[DATASET CONTENT start]

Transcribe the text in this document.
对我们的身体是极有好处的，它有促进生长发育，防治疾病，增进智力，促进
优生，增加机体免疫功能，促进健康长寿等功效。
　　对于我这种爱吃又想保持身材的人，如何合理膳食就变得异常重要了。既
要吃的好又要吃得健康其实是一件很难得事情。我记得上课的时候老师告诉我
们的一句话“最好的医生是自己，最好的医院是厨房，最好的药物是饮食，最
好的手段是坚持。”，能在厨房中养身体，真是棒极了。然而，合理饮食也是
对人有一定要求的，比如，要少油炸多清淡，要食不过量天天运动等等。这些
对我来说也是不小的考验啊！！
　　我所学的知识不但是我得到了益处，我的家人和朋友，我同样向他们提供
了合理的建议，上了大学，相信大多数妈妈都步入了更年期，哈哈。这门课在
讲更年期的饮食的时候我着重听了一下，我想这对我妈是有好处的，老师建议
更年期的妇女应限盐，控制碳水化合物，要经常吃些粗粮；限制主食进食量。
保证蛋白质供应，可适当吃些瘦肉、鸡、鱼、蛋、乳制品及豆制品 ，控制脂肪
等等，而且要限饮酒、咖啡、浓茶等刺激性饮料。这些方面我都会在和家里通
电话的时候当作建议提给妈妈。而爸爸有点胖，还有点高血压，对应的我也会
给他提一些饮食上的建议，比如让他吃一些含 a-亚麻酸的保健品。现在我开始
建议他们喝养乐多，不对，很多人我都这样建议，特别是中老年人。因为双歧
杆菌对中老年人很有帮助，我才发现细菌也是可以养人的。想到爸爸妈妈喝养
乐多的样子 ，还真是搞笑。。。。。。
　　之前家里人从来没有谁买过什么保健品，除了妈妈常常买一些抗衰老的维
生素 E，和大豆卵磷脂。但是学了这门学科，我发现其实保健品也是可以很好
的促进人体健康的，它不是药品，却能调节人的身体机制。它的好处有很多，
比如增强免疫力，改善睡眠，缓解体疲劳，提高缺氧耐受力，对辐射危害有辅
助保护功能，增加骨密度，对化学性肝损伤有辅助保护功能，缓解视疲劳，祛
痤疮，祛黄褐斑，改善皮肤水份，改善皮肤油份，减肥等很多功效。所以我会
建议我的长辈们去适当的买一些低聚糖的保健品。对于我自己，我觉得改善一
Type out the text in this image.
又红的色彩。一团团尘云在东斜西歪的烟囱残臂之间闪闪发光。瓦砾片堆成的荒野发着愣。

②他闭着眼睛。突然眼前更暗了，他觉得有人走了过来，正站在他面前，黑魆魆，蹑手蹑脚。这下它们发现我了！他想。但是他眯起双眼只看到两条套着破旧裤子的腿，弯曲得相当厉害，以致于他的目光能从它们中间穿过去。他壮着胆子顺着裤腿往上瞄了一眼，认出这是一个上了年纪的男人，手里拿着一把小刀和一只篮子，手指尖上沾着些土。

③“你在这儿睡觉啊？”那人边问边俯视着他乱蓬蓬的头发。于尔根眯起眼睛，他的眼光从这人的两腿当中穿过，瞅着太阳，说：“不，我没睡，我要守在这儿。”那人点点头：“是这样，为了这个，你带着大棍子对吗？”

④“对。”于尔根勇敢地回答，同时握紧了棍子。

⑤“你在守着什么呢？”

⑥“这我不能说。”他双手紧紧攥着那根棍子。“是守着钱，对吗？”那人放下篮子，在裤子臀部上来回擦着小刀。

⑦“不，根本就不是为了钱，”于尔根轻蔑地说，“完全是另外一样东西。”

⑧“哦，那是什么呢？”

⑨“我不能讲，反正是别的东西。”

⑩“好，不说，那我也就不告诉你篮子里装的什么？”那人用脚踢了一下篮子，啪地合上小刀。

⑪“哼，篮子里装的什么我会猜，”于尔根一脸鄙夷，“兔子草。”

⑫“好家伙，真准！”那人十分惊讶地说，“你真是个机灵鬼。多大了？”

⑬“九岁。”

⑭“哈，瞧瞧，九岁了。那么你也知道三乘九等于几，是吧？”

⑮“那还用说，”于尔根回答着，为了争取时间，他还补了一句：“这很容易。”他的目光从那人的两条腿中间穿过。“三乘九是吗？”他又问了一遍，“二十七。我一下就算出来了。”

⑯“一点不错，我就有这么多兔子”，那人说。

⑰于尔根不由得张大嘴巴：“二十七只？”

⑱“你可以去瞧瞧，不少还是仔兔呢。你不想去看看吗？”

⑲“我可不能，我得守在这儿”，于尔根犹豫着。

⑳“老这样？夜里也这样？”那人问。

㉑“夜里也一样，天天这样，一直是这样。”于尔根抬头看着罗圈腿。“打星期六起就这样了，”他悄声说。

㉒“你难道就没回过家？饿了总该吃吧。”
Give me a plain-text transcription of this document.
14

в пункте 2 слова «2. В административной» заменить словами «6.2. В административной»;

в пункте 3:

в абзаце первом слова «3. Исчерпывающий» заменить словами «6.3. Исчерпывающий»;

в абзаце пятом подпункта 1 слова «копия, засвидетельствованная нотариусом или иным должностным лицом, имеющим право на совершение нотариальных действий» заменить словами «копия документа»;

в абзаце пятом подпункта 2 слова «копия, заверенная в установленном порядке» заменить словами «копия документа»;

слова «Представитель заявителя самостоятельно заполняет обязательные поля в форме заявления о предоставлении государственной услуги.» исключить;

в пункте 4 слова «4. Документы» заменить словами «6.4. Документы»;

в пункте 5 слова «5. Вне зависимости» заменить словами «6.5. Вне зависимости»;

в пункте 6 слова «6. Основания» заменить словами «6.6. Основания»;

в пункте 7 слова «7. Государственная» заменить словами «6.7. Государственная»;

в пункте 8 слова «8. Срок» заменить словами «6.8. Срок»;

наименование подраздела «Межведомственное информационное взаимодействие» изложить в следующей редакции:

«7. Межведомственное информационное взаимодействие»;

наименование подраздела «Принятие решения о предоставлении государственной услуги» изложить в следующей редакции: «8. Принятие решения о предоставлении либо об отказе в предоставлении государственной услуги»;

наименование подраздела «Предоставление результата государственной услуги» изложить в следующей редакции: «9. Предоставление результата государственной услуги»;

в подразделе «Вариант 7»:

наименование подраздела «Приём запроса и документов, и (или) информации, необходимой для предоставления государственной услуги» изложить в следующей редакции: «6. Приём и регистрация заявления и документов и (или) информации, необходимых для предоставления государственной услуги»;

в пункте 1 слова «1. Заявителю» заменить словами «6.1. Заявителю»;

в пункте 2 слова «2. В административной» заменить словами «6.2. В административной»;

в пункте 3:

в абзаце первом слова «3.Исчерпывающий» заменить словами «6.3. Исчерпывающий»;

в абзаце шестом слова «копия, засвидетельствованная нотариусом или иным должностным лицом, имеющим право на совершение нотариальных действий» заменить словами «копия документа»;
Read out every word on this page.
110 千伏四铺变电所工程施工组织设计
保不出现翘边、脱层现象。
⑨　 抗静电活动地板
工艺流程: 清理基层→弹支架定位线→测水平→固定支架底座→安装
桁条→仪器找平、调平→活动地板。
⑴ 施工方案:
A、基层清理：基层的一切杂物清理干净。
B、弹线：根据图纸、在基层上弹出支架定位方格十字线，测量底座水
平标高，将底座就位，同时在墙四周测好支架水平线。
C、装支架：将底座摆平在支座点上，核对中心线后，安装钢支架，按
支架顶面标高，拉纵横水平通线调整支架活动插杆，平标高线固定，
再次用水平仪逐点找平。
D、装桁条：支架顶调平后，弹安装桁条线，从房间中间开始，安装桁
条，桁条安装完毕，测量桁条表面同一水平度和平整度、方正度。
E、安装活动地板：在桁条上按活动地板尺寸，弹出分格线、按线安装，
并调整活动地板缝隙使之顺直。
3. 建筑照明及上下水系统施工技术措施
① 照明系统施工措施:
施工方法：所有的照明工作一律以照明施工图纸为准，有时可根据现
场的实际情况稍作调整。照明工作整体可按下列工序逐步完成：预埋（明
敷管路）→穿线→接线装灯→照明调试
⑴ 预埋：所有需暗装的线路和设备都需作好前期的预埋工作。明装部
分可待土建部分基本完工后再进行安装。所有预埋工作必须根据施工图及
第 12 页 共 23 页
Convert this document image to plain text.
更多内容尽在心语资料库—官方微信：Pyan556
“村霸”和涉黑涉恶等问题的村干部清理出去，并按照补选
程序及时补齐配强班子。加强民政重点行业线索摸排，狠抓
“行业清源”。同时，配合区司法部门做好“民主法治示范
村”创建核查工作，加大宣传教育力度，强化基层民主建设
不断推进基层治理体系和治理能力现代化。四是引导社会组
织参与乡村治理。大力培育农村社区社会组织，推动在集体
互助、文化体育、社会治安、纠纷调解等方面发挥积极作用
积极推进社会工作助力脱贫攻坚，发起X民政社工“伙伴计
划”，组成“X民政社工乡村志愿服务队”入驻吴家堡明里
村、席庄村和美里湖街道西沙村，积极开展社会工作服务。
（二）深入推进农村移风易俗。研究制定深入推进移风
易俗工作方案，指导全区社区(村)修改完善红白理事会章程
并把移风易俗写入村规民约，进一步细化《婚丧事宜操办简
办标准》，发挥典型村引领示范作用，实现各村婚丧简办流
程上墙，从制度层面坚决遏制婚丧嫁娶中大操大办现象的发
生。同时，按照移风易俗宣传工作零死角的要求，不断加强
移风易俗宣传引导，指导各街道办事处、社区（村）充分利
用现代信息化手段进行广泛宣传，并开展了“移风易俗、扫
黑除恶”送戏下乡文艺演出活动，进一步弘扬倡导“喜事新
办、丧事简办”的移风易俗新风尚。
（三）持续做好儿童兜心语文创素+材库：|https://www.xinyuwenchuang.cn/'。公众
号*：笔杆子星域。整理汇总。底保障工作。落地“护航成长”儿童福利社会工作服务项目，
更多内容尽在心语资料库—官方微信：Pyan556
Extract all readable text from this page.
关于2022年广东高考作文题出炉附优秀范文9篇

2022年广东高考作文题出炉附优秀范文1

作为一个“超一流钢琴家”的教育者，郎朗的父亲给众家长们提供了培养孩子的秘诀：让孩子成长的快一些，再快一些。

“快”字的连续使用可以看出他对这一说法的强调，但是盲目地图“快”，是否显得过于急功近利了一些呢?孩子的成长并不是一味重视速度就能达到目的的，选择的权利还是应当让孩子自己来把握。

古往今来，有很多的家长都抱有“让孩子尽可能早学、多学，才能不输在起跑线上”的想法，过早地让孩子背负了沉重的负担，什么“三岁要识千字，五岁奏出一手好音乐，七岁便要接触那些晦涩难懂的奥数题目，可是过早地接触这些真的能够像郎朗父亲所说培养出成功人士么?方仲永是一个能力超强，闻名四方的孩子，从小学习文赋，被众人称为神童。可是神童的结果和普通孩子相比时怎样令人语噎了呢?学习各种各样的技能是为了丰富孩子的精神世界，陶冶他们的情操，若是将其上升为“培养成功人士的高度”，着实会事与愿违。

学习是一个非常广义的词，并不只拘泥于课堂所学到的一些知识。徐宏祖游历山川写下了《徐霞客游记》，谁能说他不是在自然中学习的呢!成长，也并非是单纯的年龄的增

[DATASET CONTENT end]

TO BE DONE:
From the line containing "Convert this document image to plain text." down to the last line, reproduce the records exactly. Include both ends.

OUTPUT:
Convert this document image to plain text.
更多内容尽在心语资料库—官方微信：Pyan556
“村霸”和涉黑涉恶等问题的村干部清理出去，并按照补选
程序及时补齐配强班子。加强民政重点行业线索摸排，狠抓
“行业清源”。同时，配合区司法部门做好“民主法治示范
村”创建核查工作，加大宣传教育力度，强化基层民主建设
不断推进基层治理体系和治理能力现代化。四是引导社会组
织参与乡村治理。大力培育农村社区社会组织，推动在集体
互助、文化体育、社会治安、纠纷调解等方面发挥积极作用
积极推进社会工作助力脱贫攻坚，发起X民政社工“伙伴计
划”，组成“X民政社工乡村志愿服务队”入驻吴家堡明里
村、席庄村和美里湖街道西沙村，积极开展社会工作服务。
（二）深入推进农村移风易俗。研究制定深入推进移风
易俗工作方案，指导全区社区(村)修改完善红白理事会章程
并把移风易俗写入村规民约，进一步细化《婚丧事宜操办简
办标准》，发挥典型村引领示范作用，实现各村婚丧简办流
程上墙，从制度层面坚决遏制婚丧嫁娶中大操大办现象的发
生。同时，按照移风易俗宣传工作零死角的要求，不断加强
移风易俗宣传引导，指导各街道办事处、社区（村）充分利
用现代信息化手段进行广泛宣传，并开展了“移风易俗、扫
黑除恶”送戏下乡文艺演出活动，进一步弘扬倡导“喜事新
办、丧事简办”的移风易俗新风尚。
（三）持续做好儿童兜心语文创素+材库：|https://www.xinyuwenchuang.cn/'。公众
号*：笔杆子星域。整理汇总。底保障工作。落地“护航成长”儿童福利社会工作服务项目，
更多内容尽在心语资料库—官方微信：Pyan556
Extract all readable text from this page.
关于2022年广东高考作文题出炉附优秀范文9篇

2022年广东高考作文题出炉附优秀范文1

作为一个“超一流钢琴家”的教育者，郎朗的父亲给众家长们提供了培养孩子的秘诀：让孩子成长的快一些，再快一些。

“快”字的连续使用可以看出他对这一说法的强调，但是盲目地图“快”，是否显得过于急功近利了一些呢?孩子的成长并不是一味重视速度就能达到目的的，选择的权利还是应当让孩子自己来把握。

古往今来，有很多的家长都抱有“让孩子尽可能早学、多学，才能不输在起跑线上”的想法，过早地让孩子背负了沉重的负担，什么“三岁要识千字，五岁奏出一手好音乐，七岁便要接触那些晦涩难懂的奥数题目，可是过早地接触这些真的能够像郎朗父亲所说培养出成功人士么?方仲永是一个能力超强，闻名四方的孩子，从小学习文赋，被众人称为神童。可是神童的结果和普通孩子相比时怎样令人语噎了呢?学习各种各样的技能是为了丰富孩子的精神世界，陶冶他们的情操，若是将其上升为“培养成功人士的高度”，着实会事与愿违。

学习是一个非常广义的词，并不只拘泥于课堂所学到的一些知识。徐宏祖游历山川写下了《徐霞客游记》，谁能说他不是在自然中学习的呢!成长，也并非是单纯的年龄的增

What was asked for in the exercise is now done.